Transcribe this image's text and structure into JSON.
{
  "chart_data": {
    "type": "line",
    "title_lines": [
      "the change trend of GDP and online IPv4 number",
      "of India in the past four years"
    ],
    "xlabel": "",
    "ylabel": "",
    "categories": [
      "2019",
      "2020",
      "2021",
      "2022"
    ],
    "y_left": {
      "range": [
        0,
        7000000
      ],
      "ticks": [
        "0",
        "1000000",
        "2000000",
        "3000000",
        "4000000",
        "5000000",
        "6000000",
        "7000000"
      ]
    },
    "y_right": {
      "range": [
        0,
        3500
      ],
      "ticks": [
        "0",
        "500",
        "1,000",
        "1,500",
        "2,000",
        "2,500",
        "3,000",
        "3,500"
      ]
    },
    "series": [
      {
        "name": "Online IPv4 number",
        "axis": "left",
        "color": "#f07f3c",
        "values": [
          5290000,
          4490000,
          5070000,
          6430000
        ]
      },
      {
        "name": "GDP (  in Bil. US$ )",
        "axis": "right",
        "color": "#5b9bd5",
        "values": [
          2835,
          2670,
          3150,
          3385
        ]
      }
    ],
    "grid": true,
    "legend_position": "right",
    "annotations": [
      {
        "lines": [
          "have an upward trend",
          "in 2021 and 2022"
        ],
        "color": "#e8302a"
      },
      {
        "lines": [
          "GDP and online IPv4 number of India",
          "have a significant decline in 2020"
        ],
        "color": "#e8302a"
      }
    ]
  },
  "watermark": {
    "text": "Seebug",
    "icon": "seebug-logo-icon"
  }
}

###

*Task details*.
Transcribe all the entries, keeping each one exactly as it is.

*Response to this exercise*.
Transcribe this image's text and structure into JSON.
{
  "chart_data": {
    "type": "line",
    "title_lines": [
      "the change trend of GDP and online IPv4 number",
      "of India in the past four years"
    ],
    "xlabel": "",
    "ylabel": "",
    "categories": [
      "2019",
      "2020",
      "2021",
      "2022"
    ],
    "y_left": {
      "range": [
        0,
        7000000
      ],
      "ticks": [
        "0",
        "1000000",
        "2000000",
        "3000000",
        "4000000",
        "5000000",
        "6000000",
        "7000000"
      ]
    },
    "y_right": {
      "range": [
        0,
        3500
      ],
      "ticks": [
        "0",
        "500",
        "1,000",
        "1,500",
        "2,000",
        "2,500",
        "3,000",
        "3,500"
      ]
    },
    "series": [
      {
        "name": "Online IPv4 number",
        "axis": "left",
        "color": "#f07f3c",
        "values": [
          5290000,
          4490000,
          5070000,
          6430000
        ]
      },
      {
        "name": "GDP (  in Bil. US$ )",
        "axis": "right",
        "color": "#5b9bd5",
        "values": [
          2835,
          2670,
          3150,
          3385
        ]
      }
    ],
    "grid": true,
    "legend_position": "right",
    "annotations": [
      {
        "lines": [
          "have an upward trend",
          "in 2021 and 2022"
        ],
        "color": "#e8302a"
      },
      {
        "lines": [
          "GDP and online IPv4 number of India",
          "have a significant decline in 2020"
        ],
        "color": "#e8302a"
      }
    ]
  },
  "watermark": {
    "text": "Seebug",
    "icon": "seebug-logo-icon"
  }
}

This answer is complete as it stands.